Exactly reproduce each record listed below.

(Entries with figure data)
******
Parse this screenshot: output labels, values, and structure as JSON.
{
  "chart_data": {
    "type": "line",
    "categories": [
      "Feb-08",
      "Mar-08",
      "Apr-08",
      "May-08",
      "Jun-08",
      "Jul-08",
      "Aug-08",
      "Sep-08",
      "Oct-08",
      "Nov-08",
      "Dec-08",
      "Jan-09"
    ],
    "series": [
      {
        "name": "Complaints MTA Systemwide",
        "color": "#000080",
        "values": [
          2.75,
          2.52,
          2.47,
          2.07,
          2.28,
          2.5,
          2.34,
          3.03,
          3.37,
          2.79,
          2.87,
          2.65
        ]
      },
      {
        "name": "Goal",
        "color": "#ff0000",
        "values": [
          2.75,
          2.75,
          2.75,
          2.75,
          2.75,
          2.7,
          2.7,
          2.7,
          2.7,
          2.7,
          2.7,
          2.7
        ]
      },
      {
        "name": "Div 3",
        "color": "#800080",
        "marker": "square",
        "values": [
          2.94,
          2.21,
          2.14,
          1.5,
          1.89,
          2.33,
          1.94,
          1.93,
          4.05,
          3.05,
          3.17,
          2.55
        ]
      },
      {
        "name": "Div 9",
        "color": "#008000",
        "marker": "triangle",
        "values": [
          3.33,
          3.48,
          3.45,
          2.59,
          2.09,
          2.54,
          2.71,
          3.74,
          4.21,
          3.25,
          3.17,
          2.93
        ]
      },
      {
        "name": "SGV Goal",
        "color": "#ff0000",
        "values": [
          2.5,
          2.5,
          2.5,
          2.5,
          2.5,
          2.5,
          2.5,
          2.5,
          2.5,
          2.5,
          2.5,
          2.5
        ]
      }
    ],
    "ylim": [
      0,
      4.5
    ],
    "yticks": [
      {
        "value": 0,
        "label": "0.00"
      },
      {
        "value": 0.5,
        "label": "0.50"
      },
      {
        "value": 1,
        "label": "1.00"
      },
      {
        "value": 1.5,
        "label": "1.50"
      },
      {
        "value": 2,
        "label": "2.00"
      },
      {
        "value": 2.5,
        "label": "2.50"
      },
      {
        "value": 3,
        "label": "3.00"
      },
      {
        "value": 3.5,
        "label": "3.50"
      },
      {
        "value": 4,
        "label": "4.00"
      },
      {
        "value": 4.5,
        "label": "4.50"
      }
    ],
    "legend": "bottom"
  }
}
******
=== Answer to the exercise ===
Parse this screenshot: output labels, values, and structure as JSON.
{
  "chart_data": {
    "type": "line",
    "categories": [
      "Feb-08",
      "Mar-08",
      "Apr-08",
      "May-08",
      "Jun-08",
      "Jul-08",
      "Aug-08",
      "Sep-08",
      "Oct-08",
      "Nov-08",
      "Dec-08",
      "Jan-09"
    ],
    "series": [
      {
        "name": "Complaints MTA Systemwide",
        "color": "#000080",
        "values": [
          2.75,
          2.52,
          2.47,
          2.07,
          2.28,
          2.5,
          2.34,
          3.03,
          3.37,
          2.79,
          2.87,
          2.65
        ]
      },
      {
        "name": "Goal",
        "color": "#ff0000",
        "values": [
          2.75,
          2.75,
          2.75,
          2.75,
          2.75,
          2.7,
          2.7,
          2.7,
          2.7,
          2.7,
          2.7,
          2.7
        ]
      },
      {
        "name": "Div 3",
        "color": "#800080",
        "marker": "square",
        "values": [
          2.94,
          2.21,
          2.14,
          1.5,
          1.89,
          2.33,
          1.94,
          1.93,
          4.05,
          3.05,
          3.17,
          2.55
        ]
      },
      {
        "name": "Div 9",
        "color": "#008000",
        "marker": "triangle",
        "values": [
          3.33,
          3.48,
          3.45,
          2.59,
          2.09,
          2.54,
          2.71,
          3.74,
          4.21,
          3.25,
          3.17,
          2.93
        ]
      },
      {
        "name": "SGV Goal",
        "color": "#ff0000",
        "values": [
          2.5,
          2.5,
          2.5,
          2.5,
          2.5,
          2.5,
          2.5,
          2.5,
          2.5,
          2.5,
          2.5,
          2.5
        ]
      }
    ],
    "ylim": [
      0,
      4.5
    ],
    "yticks": [
      {
        "value": 0,
        "label": "0.00"
      },
      {
        "value": 0.5,
        "label": "0.50"
      },
      {
        "value": 1,
        "label": "1.00"
      },
      {
        "value": 1.5,
        "label": "1.50"
      },
      {
        "value": 2,
        "label": "2.00"
      },
      {
        "value": 2.5,
        "label": "2.50"
      },
      {
        "value": 3,
        "label": "3.00"
      },
      {
        "value": 3.5,
        "label": "3.50"
      },
      {
        "value": 4,
        "label": "4.00"
      },
      {
        "value": 4.5,
        "label": "4.50"
      }
    ],
    "legend": "bottom"
  }
}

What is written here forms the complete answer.